* [任务要求]: 把下面从第一行开始、到含有“radio-none[interactable] xyxy=(32,695,54,717)”的那一行结束的各行（首尾两行都算）改写成 Markdown 表格，两列分别叫“序号”和“内容”，空行不要放进去。

* [所给记录]:
----

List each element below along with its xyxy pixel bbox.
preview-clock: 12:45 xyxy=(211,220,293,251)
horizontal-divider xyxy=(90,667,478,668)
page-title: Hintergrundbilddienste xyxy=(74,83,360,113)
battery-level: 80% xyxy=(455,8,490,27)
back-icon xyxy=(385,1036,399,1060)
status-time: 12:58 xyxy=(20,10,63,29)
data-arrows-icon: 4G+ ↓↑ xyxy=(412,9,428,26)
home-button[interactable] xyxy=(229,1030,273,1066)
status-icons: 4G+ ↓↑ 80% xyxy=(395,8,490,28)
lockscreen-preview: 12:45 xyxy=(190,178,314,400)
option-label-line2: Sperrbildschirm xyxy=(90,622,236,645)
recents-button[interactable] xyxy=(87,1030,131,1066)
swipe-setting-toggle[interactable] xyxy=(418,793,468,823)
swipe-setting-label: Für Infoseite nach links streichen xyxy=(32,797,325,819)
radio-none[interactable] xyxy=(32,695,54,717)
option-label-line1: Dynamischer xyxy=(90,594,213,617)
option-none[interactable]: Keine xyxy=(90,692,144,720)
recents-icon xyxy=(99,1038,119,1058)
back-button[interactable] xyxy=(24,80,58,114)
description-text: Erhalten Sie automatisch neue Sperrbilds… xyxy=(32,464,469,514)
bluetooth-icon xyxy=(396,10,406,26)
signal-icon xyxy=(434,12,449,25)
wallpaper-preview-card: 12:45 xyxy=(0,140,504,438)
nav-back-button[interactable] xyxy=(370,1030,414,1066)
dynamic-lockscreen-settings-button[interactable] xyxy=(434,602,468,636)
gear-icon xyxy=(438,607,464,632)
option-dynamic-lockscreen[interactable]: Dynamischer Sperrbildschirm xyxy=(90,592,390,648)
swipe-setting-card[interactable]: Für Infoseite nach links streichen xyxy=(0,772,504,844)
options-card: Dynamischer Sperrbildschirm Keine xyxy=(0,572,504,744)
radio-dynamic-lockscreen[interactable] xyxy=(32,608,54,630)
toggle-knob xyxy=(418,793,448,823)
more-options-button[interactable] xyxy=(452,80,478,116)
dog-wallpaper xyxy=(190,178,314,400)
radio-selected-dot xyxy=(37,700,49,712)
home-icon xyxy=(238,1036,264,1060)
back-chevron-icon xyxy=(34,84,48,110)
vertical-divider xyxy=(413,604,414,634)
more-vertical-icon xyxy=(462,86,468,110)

----

* [参考答案]:
| 序号 | 内容 |
|---|---|
| 1 | List each element below along with its xyxy pixel bbox. |
| 2 | preview-clock: 12:45 xyxy=(211,220,293,251) |
| 3 | horizontal-divider xyxy=(90,667,478,668) |
| 4 | page-title: Hintergrundbilddienste xyxy=(74,83,360,113) |
| 5 | battery-level: 80% xyxy=(455,8,490,27) |
| 6 | back-icon xyxy=(385,1036,399,1060) |
| 7 | status-time: 12:58 xyxy=(20,10,63,29) |
| 8 | data-arrows-icon: 4G+ ↓↑ xyxy=(412,9,428,26) |
| 9 | home-button[interactable] xyxy=(229,1030,273,1066) |
| 10 | status-icons: 4G+ ↓↑ 80% xyxy=(395,8,490,28) |
| 11 | lockscreen-preview: 12:45 xyxy=(190,178,314,400) |
| 12 | option-label-line2: Sperrbildschirm xyxy=(90,622,236,645) |
| 13 | recents-button[interactable] xyxy=(87,1030,131,1066) |
| 14 | swipe-setting-toggle[interactable] xyxy=(418,793,468,823) |
| 15 | swipe-setting-label: Für Infoseite nach links streichen xyxy=(32,797,325,819) |
| 16 | radio-none[interactable] xyxy=(32,695,54,717) |